### EXERCISE
Provide an exact reproduction of every entry.

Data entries

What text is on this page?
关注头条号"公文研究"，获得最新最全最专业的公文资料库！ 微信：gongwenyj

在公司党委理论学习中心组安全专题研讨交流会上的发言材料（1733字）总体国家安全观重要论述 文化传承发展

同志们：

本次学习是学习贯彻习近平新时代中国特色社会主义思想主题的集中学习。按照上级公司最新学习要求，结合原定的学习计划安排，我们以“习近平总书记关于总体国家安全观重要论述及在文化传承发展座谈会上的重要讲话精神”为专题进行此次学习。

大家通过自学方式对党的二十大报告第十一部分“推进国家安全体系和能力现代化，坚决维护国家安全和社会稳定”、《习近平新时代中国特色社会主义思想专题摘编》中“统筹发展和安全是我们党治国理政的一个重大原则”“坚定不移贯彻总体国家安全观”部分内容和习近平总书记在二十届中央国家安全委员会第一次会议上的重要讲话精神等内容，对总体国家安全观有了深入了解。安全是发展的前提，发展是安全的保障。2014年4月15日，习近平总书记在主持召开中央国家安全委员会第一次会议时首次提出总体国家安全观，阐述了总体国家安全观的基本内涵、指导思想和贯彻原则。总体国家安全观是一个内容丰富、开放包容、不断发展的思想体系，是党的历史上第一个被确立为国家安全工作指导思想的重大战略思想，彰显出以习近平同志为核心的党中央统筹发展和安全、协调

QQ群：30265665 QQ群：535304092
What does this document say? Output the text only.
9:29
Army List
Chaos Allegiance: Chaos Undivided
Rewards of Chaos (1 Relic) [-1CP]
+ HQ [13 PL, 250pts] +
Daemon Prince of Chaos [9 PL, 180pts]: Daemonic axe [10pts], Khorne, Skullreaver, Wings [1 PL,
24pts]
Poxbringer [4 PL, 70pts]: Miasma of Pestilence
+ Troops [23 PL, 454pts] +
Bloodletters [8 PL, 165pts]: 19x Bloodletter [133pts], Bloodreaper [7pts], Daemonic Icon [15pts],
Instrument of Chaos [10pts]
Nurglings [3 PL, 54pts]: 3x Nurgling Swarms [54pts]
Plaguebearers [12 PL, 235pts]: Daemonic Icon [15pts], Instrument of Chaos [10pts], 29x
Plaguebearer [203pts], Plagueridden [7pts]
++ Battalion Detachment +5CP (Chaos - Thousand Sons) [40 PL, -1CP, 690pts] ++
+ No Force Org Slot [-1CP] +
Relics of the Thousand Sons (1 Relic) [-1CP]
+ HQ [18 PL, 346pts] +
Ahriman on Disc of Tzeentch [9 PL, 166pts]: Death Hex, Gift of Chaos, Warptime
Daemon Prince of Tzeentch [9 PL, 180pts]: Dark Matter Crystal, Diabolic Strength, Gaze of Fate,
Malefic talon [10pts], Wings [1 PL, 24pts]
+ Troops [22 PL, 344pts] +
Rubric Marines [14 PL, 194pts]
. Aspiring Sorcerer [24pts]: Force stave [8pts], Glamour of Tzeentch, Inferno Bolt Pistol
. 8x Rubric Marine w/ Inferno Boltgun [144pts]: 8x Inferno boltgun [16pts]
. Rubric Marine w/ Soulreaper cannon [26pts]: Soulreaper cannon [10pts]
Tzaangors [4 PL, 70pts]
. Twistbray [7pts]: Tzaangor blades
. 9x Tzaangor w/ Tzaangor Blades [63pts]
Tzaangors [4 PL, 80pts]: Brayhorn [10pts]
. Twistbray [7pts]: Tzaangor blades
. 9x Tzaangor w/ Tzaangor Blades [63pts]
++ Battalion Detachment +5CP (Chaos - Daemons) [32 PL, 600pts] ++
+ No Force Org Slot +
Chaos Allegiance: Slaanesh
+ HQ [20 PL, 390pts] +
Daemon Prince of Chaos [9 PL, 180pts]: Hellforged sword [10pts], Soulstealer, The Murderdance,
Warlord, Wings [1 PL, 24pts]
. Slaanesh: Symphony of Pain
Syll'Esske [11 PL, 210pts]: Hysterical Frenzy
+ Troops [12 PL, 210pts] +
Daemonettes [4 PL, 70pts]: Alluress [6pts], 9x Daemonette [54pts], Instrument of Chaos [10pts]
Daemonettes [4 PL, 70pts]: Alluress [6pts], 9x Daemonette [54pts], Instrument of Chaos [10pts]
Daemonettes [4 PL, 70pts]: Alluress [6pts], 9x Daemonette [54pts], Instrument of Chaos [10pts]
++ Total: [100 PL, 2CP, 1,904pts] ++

### SOLUTION FOR THIS EXERCISE
What text is on this page?
关注头条号"公文研究"，获得最新最全最专业的公文资料库！ 微信：gongwenyj

在公司党委理论学习中心组安全专题研讨交流会上的发言材料（1733字）总体国家安全观重要论述 文化传承发展

同志们：

本次学习是学习贯彻习近平新时代中国特色社会主义思想主题的集中学习。按照上级公司最新学习要求，结合原定的学习计划安排，我们以“习近平总书记关于总体国家安全观重要论述及在文化传承发展座谈会上的重要讲话精神”为专题进行此次学习。

大家通过自学方式对党的二十大报告第十一部分“推进国家安全体系和能力现代化，坚决维护国家安全和社会稳定”、《习近平新时代中国特色社会主义思想专题摘编》中“统筹发展和安全是我们党治国理政的一个重大原则”“坚定不移贯彻总体国家安全观”部分内容和习近平总书记在二十届中央国家安全委员会第一次会议上的重要讲话精神等内容，对总体国家安全观有了深入了解。安全是发展的前提，发展是安全的保障。2014年4月15日，习近平总书记在主持召开中央国家安全委员会第一次会议时首次提出总体国家安全观，阐述了总体国家安全观的基本内涵、指导思想和贯彻原则。总体国家安全观是一个内容丰富、开放包容、不断发展的思想体系，是党的历史上第一个被确立为国家安全工作指导思想的重大战略思想，彰显出以习近平同志为核心的党中央统筹发展和安全、协调

QQ群：30265665 QQ群：535304092
What does this document say? Output the text only.
9:29
Army List
Chaos Allegiance: Chaos Undivided
Rewards of Chaos (1 Relic) [-1CP]
+ HQ [13 PL, 250pts] +
Daemon Prince of Chaos [9 PL, 180pts]: Daemonic axe [10pts], Khorne, Skullreaver, Wings [1 PL,
24pts]
Poxbringer [4 PL, 70pts]: Miasma of Pestilence
+ Troops [23 PL, 454pts] +
Bloodletters [8 PL, 165pts]: 19x Bloodletter [133pts], Bloodreaper [7pts], Daemonic Icon [15pts],
Instrument of Chaos [10pts]
Nurglings [3 PL, 54pts]: 3x Nurgling Swarms [54pts]
Plaguebearers [12 PL, 235pts]: Daemonic Icon [15pts], Instrument of Chaos [10pts], 29x
Plaguebearer [203pts], Plagueridden [7pts]
++ Battalion Detachment +5CP (Chaos - Thousand Sons) [40 PL, -1CP, 690pts] ++
+ No Force Org Slot [-1CP] +
Relics of the Thousand Sons (1 Relic) [-1CP]
+ HQ [18 PL, 346pts] +
Ahriman on Disc of Tzeentch [9 PL, 166pts]: Death Hex, Gift of Chaos, Warptime
Daemon Prince of Tzeentch [9 PL, 180pts]: Dark Matter Crystal, Diabolic Strength, Gaze of Fate,
Malefic talon [10pts], Wings [1 PL, 24pts]
+ Troops [22 PL, 344pts] +
Rubric Marines [14 PL, 194pts]
. Aspiring Sorcerer [24pts]: Force stave [8pts], Glamour of Tzeentch, Inferno Bolt Pistol
. 8x Rubric Marine w/ Inferno Boltgun [144pts]: 8x Inferno boltgun [16pts]
. Rubric Marine w/ Soulreaper cannon [26pts]: Soulreaper cannon [10pts]
Tzaangors [4 PL, 70pts]
. Twistbray [7pts]: Tzaangor blades
. 9x Tzaangor w/ Tzaangor Blades [63pts]
Tzaangors [4 PL, 80pts]: Brayhorn [10pts]
. Twistbray [7pts]: Tzaangor blades
. 9x Tzaangor w/ Tzaangor Blades [63pts]
++ Battalion Detachment +5CP (Chaos - Daemons) [32 PL, 600pts] ++
+ No Force Org Slot +
Chaos Allegiance: Slaanesh
+ HQ [20 PL, 390pts] +
Daemon Prince of Chaos [9 PL, 180pts]: Hellforged sword [10pts], Soulstealer, The Murderdance,
Warlord, Wings [1 PL, 24pts]
. Slaanesh: Symphony of Pain
Syll'Esske [11 PL, 210pts]: Hysterical Frenzy
+ Troops [12 PL, 210pts] +
Daemonettes [4 PL, 70pts]: Alluress [6pts], 9x Daemonette [54pts], Instrument of Chaos [10pts]
Daemonettes [4 PL, 70pts]: Alluress [6pts], 9x Daemonette [54pts], Instrument of Chaos [10pts]
Daemonettes [4 PL, 70pts]: Alluress [6pts], 9x Daemonette [54pts], Instrument of Chaos [10pts]
++ Total: [100 PL, 2CP, 1,904pts] ++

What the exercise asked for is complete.